Dataset records:
## Start

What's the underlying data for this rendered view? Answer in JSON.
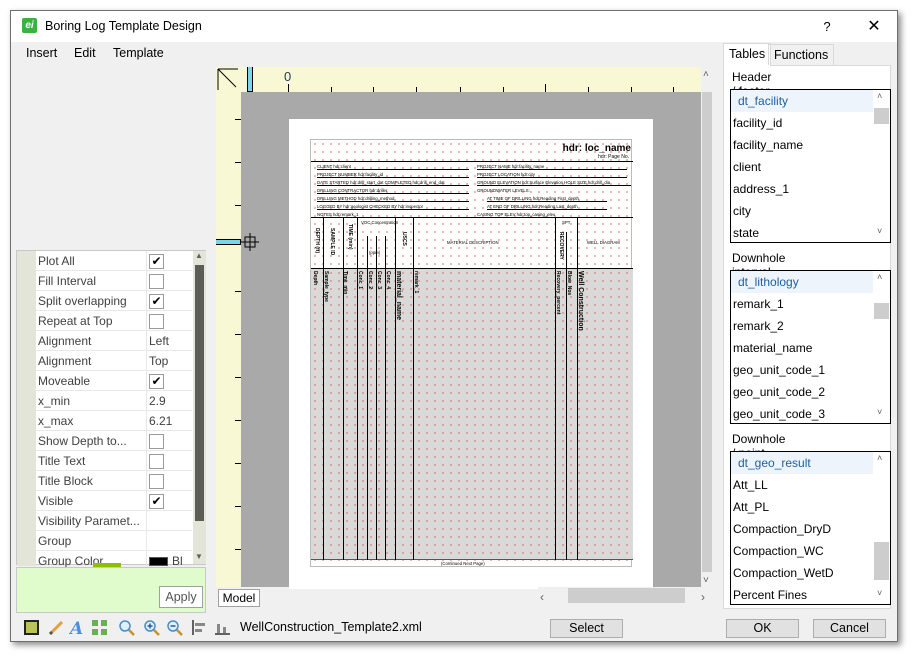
{
  "window": {
    "title": "Boring Log Template Design",
    "help_label": "?",
    "close_label": "✕",
    "app_icon_glyph": "ei"
  },
  "menu": {
    "items": [
      "Insert",
      "Edit",
      "Template"
    ]
  },
  "canvas": {
    "ruler_zero_label": "0",
    "model_tab_label": "Model",
    "template": {
      "header_title": "hdr: loc_name",
      "header_page": "hdr: Page No.",
      "info_left": [
        "CLIENT hdr:client",
        "PROJECT NUMBER hdr:facility_id",
        "DATE STARTED hdr:drill_start_dat  COMPLETED hdr:drill_end_dat",
        "DRILLING CONTRACTOR hdr:driller",
        "DRILLING METHOD hdr:drilling_method",
        "LOGGED BY hdr:geologist   CHECKED BY hdr:inspector",
        "NOTES hdr:remark_1"
      ],
      "info_right": [
        "PROJECT NAME hdr:facility_name",
        "PROJECT LOCATION hdr:city",
        "GROUND ELEVATION hdr:Surface Elevation  HOLE SIZE hdr:drill_dia",
        "GROUNDWATER LEVELS:",
        "AT TIME OF DRILLING hdr:Reading First_depth",
        "AT END OF DRILLING hdr:Reading Last_depth",
        "CASING TOP ELEV hdr:top_casing_elev"
      ],
      "column_headers": [
        "DEPTH (ft)",
        "SAMPLE ID",
        "TIME (min)",
        "VOC Concentration",
        "(ppm)",
        "USCS",
        "MATERIAL DESCRIPTION",
        "SPT",
        "RECOVERY",
        "WELL DIAGRAM"
      ],
      "column_fields": [
        "Depth",
        "Sample_type",
        "Time_min",
        "Conc_1",
        "Conc_2",
        "Conc_3",
        "Conc_4",
        "material_name",
        "remark_1",
        "Recovery_percent",
        "Blow_Nos",
        "Well Construction"
      ],
      "footer": "(Continued Next Page)"
    }
  },
  "properties": {
    "rows": [
      {
        "name": "Plot All",
        "type": "checkbox",
        "checked": true
      },
      {
        "name": "Fill Interval",
        "type": "checkbox",
        "checked": false
      },
      {
        "name": "Split overlapping",
        "type": "checkbox",
        "checked": true
      },
      {
        "name": "Repeat at Top",
        "type": "checkbox",
        "checked": false
      },
      {
        "name": "Alignment",
        "type": "text",
        "value": "Left"
      },
      {
        "name": "Alignment",
        "type": "text",
        "value": "Top"
      },
      {
        "name": "Moveable",
        "type": "checkbox",
        "checked": true
      },
      {
        "name": "x_min",
        "type": "text",
        "value": "2.9"
      },
      {
        "name": "x_max",
        "type": "text",
        "value": "6.21"
      },
      {
        "name": "Show  Depth  to...",
        "type": "checkbox",
        "checked": false
      },
      {
        "name": "Title Text",
        "type": "checkbox",
        "checked": false
      },
      {
        "name": "Title Block",
        "type": "checkbox",
        "checked": false
      },
      {
        "name": "Visible",
        "type": "checkbox",
        "checked": true
      },
      {
        "name": "Visibility  Paramet...",
        "type": "text",
        "value": ""
      },
      {
        "name": "Group",
        "type": "text",
        "value": ""
      },
      {
        "name": "Group Color",
        "type": "color",
        "value": "Bl",
        "color": "#000000"
      }
    ],
    "apply_label": "Apply"
  },
  "toolbar": {
    "icons": [
      "select-rectangle-icon",
      "pencil-icon",
      "text-style-icon",
      "grid-icon",
      "zoom-icon",
      "zoom-in-icon",
      "zoom-out-icon",
      "align-left-icon",
      "align-bottom-icon"
    ],
    "file_name": "WellConstruction_Template2.xml",
    "select_label": "Select"
  },
  "right_panel": {
    "tabs": [
      "Tables",
      "Functions"
    ],
    "active_tab": "Tables",
    "sections": [
      {
        "label": "Header / footer data",
        "table": "dt_facility",
        "fields": [
          "facility_id",
          "facility_name",
          "client",
          "address_1",
          "city",
          "state"
        ]
      },
      {
        "label": "Downhole interval data",
        "table": "dt_lithology",
        "fields": [
          "remark_1",
          "remark_2",
          "material_name",
          "geo_unit_code_1",
          "geo_unit_code_2",
          "geo_unit_code_3"
        ]
      },
      {
        "label": "Downhole / point data",
        "table": "dt_geo_result",
        "fields": [
          "Att_LL",
          "Att_PL",
          "Compaction_DryD",
          "Compaction_WC",
          "Compaction_WetD",
          "Percent Fines"
        ]
      }
    ]
  },
  "buttons": {
    "ok_label": "OK",
    "cancel_label": "Cancel"
  }
}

## End

_EXERCISE OBJECTIVE_
Look through the entries above and list every line containing "value".

_COMPLETED EXERCISE_
        "value": "Left"
        "value": "Top"
        "value": "2.9"
        "value": "6.21"
        "value": ""
        "value": ""
        "value": "Bl",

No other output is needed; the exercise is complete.